=== Supplied material ===

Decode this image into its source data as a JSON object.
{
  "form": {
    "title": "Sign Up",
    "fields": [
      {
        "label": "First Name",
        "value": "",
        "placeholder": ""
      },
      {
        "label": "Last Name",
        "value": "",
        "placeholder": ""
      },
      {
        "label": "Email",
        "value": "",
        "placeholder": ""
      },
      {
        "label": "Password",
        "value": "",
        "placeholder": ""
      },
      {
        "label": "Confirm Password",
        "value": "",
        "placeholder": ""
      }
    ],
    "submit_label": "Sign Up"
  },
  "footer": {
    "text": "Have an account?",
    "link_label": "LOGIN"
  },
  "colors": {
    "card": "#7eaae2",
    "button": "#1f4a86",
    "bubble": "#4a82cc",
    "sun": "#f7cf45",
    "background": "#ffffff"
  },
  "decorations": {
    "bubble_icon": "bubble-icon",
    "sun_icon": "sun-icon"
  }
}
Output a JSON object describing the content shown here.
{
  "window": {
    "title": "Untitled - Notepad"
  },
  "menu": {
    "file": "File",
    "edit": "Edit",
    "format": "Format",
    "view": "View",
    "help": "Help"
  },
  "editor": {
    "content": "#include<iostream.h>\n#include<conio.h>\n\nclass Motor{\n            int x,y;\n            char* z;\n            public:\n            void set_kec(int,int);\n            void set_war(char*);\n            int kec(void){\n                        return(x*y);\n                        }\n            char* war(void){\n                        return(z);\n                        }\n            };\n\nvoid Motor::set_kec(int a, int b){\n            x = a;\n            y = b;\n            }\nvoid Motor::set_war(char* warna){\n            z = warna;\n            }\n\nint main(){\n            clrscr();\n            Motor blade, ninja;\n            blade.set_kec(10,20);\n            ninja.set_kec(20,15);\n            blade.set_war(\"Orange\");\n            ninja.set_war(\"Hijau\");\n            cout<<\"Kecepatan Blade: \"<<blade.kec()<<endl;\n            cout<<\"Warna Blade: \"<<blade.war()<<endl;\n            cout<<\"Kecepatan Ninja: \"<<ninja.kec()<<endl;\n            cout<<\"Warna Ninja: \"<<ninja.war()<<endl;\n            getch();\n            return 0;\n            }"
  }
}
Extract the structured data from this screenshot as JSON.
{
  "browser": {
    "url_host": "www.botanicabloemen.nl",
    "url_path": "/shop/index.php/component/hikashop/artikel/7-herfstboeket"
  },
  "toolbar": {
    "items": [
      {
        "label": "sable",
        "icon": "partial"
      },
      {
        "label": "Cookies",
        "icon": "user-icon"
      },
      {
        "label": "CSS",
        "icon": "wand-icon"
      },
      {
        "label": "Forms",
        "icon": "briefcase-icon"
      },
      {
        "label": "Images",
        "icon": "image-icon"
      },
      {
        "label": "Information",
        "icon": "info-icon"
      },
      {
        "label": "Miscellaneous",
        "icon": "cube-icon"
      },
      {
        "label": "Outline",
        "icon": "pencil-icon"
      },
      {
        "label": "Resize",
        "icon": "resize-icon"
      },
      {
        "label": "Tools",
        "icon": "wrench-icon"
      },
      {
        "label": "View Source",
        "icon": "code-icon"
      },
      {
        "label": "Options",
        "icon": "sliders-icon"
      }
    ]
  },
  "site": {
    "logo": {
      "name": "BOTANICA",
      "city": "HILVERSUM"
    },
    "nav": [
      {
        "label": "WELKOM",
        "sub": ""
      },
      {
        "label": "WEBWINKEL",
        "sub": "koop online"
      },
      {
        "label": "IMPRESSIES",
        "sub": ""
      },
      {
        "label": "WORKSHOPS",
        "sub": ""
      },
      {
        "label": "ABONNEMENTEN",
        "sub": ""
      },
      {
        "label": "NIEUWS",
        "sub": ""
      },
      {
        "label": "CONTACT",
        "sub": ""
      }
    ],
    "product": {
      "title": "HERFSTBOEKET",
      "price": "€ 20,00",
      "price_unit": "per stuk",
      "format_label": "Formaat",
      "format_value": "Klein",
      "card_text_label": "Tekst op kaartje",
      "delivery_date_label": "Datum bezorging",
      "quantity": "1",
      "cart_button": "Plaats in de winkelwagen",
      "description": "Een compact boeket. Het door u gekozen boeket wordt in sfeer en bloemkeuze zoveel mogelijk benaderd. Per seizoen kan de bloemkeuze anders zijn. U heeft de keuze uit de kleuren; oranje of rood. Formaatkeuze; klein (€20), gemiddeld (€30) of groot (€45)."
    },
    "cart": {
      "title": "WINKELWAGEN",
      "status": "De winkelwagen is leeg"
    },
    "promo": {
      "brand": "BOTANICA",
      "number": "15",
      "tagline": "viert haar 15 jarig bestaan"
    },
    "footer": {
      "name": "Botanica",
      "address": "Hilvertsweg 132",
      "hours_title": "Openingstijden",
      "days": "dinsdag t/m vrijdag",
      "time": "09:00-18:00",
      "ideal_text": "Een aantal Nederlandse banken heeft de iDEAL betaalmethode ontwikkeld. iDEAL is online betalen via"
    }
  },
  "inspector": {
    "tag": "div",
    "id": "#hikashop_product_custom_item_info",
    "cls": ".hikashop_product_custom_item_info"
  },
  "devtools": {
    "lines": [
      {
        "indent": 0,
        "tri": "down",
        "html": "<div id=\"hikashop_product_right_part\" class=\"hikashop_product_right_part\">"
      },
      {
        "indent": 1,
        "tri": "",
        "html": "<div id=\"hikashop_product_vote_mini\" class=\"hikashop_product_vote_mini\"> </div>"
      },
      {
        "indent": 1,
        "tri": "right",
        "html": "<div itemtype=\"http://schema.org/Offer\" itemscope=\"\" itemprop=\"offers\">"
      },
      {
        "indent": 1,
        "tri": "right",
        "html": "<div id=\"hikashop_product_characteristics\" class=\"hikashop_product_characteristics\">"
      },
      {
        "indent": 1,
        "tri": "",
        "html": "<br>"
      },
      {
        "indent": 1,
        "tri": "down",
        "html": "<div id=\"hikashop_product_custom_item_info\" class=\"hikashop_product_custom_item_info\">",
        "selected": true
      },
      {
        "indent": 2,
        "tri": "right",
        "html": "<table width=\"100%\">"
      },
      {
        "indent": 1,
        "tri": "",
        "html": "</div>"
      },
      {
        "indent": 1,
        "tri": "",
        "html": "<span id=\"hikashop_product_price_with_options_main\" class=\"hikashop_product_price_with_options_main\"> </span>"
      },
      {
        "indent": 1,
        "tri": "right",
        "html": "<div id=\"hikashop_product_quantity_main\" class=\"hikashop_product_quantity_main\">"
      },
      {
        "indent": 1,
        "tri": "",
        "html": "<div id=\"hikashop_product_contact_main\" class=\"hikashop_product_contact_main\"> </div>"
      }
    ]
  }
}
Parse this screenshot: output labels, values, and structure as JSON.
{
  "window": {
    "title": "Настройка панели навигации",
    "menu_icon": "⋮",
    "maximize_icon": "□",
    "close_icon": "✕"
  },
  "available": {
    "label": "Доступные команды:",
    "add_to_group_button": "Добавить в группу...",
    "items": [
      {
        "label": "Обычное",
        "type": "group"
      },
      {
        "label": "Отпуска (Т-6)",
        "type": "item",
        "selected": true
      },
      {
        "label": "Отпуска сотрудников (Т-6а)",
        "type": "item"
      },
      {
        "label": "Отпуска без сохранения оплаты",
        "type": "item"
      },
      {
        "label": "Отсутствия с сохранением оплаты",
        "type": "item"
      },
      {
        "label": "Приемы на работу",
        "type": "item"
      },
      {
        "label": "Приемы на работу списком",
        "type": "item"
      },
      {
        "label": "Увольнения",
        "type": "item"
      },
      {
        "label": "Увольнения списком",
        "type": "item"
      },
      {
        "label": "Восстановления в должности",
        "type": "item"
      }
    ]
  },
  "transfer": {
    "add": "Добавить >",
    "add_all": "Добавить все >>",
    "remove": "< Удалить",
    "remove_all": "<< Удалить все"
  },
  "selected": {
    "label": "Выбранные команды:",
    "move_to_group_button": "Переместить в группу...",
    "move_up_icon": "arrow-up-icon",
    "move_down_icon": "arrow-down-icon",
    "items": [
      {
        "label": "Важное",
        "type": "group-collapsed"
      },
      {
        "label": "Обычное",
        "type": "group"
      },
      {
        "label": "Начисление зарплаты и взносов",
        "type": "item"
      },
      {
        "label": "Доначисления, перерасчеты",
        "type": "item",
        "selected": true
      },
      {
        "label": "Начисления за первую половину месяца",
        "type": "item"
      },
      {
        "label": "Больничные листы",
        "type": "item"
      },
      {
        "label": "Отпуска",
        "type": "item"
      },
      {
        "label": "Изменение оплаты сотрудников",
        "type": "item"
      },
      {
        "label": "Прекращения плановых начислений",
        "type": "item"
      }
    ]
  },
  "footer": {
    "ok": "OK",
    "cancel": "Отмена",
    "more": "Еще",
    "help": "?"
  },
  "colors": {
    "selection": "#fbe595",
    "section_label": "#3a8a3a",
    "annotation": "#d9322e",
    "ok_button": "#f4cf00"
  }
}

===

Gather each line in the entries above where the string "команды" is found.

    "label": "Доступные команды:",
    "label": "Выбранные команды:",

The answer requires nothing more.